→ Extracted material:
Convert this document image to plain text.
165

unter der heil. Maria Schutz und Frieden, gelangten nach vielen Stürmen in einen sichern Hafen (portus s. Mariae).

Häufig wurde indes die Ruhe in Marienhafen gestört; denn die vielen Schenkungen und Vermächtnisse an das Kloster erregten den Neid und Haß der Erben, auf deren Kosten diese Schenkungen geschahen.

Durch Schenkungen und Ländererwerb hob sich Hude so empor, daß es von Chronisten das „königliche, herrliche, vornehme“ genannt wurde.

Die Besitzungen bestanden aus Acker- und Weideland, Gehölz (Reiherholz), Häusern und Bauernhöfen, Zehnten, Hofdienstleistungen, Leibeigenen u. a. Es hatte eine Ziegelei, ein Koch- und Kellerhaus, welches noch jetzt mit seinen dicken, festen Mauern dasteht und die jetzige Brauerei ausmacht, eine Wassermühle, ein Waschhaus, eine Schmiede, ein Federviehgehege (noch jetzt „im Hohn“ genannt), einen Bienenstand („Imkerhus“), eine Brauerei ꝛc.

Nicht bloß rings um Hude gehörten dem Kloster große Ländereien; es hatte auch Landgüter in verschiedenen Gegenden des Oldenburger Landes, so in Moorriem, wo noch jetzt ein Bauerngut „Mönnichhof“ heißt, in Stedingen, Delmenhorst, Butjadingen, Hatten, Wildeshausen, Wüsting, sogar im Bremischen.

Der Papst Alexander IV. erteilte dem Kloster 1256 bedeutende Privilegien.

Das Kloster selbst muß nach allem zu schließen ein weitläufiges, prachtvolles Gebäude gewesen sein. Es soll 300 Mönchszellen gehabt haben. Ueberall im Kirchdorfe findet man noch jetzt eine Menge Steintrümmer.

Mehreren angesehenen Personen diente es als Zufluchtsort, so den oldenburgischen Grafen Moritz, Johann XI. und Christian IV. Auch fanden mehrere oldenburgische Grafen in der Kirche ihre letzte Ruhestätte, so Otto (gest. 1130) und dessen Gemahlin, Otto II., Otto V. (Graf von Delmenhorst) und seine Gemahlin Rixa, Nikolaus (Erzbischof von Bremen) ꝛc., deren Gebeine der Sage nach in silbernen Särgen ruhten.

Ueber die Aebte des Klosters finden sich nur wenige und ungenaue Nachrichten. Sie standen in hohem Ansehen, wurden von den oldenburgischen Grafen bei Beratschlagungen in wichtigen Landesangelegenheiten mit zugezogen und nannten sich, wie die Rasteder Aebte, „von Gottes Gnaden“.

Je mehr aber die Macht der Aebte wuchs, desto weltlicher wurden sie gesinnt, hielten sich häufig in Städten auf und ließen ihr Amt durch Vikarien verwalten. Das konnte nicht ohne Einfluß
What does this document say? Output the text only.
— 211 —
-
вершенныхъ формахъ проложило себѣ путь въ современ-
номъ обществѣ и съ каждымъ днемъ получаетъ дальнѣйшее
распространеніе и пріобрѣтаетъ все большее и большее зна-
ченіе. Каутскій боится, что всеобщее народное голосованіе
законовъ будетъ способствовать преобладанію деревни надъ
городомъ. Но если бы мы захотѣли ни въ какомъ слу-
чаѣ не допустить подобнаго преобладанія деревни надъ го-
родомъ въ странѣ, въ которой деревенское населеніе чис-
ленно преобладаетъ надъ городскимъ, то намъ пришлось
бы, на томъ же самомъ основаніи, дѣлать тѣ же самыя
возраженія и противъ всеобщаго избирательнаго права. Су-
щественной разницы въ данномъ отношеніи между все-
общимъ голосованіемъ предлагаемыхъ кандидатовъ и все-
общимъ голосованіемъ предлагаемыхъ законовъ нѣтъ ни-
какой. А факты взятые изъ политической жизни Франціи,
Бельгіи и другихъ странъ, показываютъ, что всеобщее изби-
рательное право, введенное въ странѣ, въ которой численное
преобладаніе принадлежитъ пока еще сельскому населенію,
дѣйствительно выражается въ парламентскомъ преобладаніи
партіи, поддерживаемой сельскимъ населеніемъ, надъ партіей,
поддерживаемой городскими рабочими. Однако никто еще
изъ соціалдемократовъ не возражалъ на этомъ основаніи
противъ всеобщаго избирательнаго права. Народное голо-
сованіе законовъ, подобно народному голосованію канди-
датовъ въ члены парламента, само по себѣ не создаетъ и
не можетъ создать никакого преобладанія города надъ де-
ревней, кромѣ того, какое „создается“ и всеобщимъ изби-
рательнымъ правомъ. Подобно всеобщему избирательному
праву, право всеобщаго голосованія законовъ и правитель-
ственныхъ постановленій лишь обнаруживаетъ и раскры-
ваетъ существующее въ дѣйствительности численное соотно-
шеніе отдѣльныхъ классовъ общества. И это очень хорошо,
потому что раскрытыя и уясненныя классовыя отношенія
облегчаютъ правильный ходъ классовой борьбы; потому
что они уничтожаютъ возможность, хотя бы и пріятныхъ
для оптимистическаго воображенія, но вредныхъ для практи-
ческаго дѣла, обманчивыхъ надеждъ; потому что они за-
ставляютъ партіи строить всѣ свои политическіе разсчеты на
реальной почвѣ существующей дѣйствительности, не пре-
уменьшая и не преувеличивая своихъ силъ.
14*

→ Do this: Output all of the data again, exactly.

→ Result for this exercise:
Convert this document image to plain text.
165

unter der heil. Maria Schutz und Frieden, gelangten nach vielen Stürmen in einen sichern Hafen (portus s. Mariae).

Häufig wurde indes die Ruhe in Marienhafen gestört; denn die vielen Schenkungen und Vermächtnisse an das Kloster erregten den Neid und Haß der Erben, auf deren Kosten diese Schenkungen geschahen.

Durch Schenkungen und Ländererwerb hob sich Hude so empor, daß es von Chronisten das „königliche, herrliche, vornehme“ genannt wurde.

Die Besitzungen bestanden aus Acker- und Weideland, Gehölz (Reiherholz), Häusern und Bauernhöfen, Zehnten, Hofdienstleistungen, Leibeigenen u. a. Es hatte eine Ziegelei, ein Koch- und Kellerhaus, welches noch jetzt mit seinen dicken, festen Mauern dasteht und die jetzige Brauerei ausmacht, eine Wassermühle, ein Waschhaus, eine Schmiede, ein Federviehgehege (noch jetzt „im Hohn“ genannt), einen Bienenstand („Imkerhus“), eine Brauerei ꝛc.

Nicht bloß rings um Hude gehörten dem Kloster große Ländereien; es hatte auch Landgüter in verschiedenen Gegenden des Oldenburger Landes, so in Moorriem, wo noch jetzt ein Bauerngut „Mönnichhof“ heißt, in Stedingen, Delmenhorst, Butjadingen, Hatten, Wildeshausen, Wüsting, sogar im Bremischen.

Der Papst Alexander IV. erteilte dem Kloster 1256 bedeutende Privilegien.

Das Kloster selbst muß nach allem zu schließen ein weitläufiges, prachtvolles Gebäude gewesen sein. Es soll 300 Mönchszellen gehabt haben. Ueberall im Kirchdorfe findet man noch jetzt eine Menge Steintrümmer.

Mehreren angesehenen Personen diente es als Zufluchtsort, so den oldenburgischen Grafen Moritz, Johann XI. und Christian IV. Auch fanden mehrere oldenburgische Grafen in der Kirche ihre letzte Ruhestätte, so Otto (gest. 1130) und dessen Gemahlin, Otto II., Otto V. (Graf von Delmenhorst) und seine Gemahlin Rixa, Nikolaus (Erzbischof von Bremen) ꝛc., deren Gebeine der Sage nach in silbernen Särgen ruhten.

Ueber die Aebte des Klosters finden sich nur wenige und ungenaue Nachrichten. Sie standen in hohem Ansehen, wurden von den oldenburgischen Grafen bei Beratschlagungen in wichtigen Landesangelegenheiten mit zugezogen und nannten sich, wie die Rasteder Aebte, „von Gottes Gnaden“.

Je mehr aber die Macht der Aebte wuchs, desto weltlicher wurden sie gesinnt, hielten sich häufig in Städten auf und ließen ihr Amt durch Vikarien verwalten. Das konnte nicht ohne Einfluß
What does this document say? Output the text only.
— 211 —
-
вершенныхъ формахъ проложило себѣ путь въ современ-
номъ обществѣ и съ каждымъ днемъ получаетъ дальнѣйшее
распространеніе и пріобрѣтаетъ все большее и большее зна-
ченіе. Каутскій боится, что всеобщее народное голосованіе
законовъ будетъ способствовать преобладанію деревни надъ
городомъ. Но если бы мы захотѣли ни въ какомъ слу-
чаѣ не допустить подобнаго преобладанія деревни надъ го-
родомъ въ странѣ, въ которой деревенское населеніе чис-
ленно преобладаетъ надъ городскимъ, то намъ пришлось
бы, на томъ же самомъ основаніи, дѣлать тѣ же самыя
возраженія и противъ всеобщаго избирательнаго права. Су-
щественной разницы въ данномъ отношеніи между все-
общимъ голосованіемъ предлагаемыхъ кандидатовъ и все-
общимъ голосованіемъ предлагаемыхъ законовъ нѣтъ ни-
какой. А факты взятые изъ политической жизни Франціи,
Бельгіи и другихъ странъ, показываютъ, что всеобщее изби-
рательное право, введенное въ странѣ, въ которой численное
преобладаніе принадлежитъ пока еще сельскому населенію,
дѣйствительно выражается въ парламентскомъ преобладаніи
партіи, поддерживаемой сельскимъ населеніемъ, надъ партіей,
поддерживаемой городскими рабочими. Однако никто еще
изъ соціалдемократовъ не возражалъ на этомъ основаніи
противъ всеобщаго избирательнаго права. Народное голо-
сованіе законовъ, подобно народному голосованію канди-
датовъ въ члены парламента, само по себѣ не создаетъ и
не можетъ создать никакого преобладанія города надъ де-
ревней, кромѣ того, какое „создается“ и всеобщимъ изби-
рательнымъ правомъ. Подобно всеобщему избирательному
праву, право всеобщаго голосованія законовъ и правитель-
ственныхъ постановленій лишь обнаруживаетъ и раскры-
ваетъ существующее въ дѣйствительности численное соотно-
шеніе отдѣльныхъ классовъ общества. И это очень хорошо,
потому что раскрытыя и уясненныя классовыя отношенія
облегчаютъ правильный ходъ классовой борьбы; потому
что они уничтожаютъ возможность, хотя бы и пріятныхъ
для оптимистическаго воображенія, но вредныхъ для практи-
ческаго дѣла, обманчивыхъ надеждъ; потому что они за-
ставляютъ партіи строить всѣ свои политическіе разсчеты на
реальной почвѣ существующей дѣйствительности, не пре-
уменьшая и не преувеличивая своихъ силъ.
14*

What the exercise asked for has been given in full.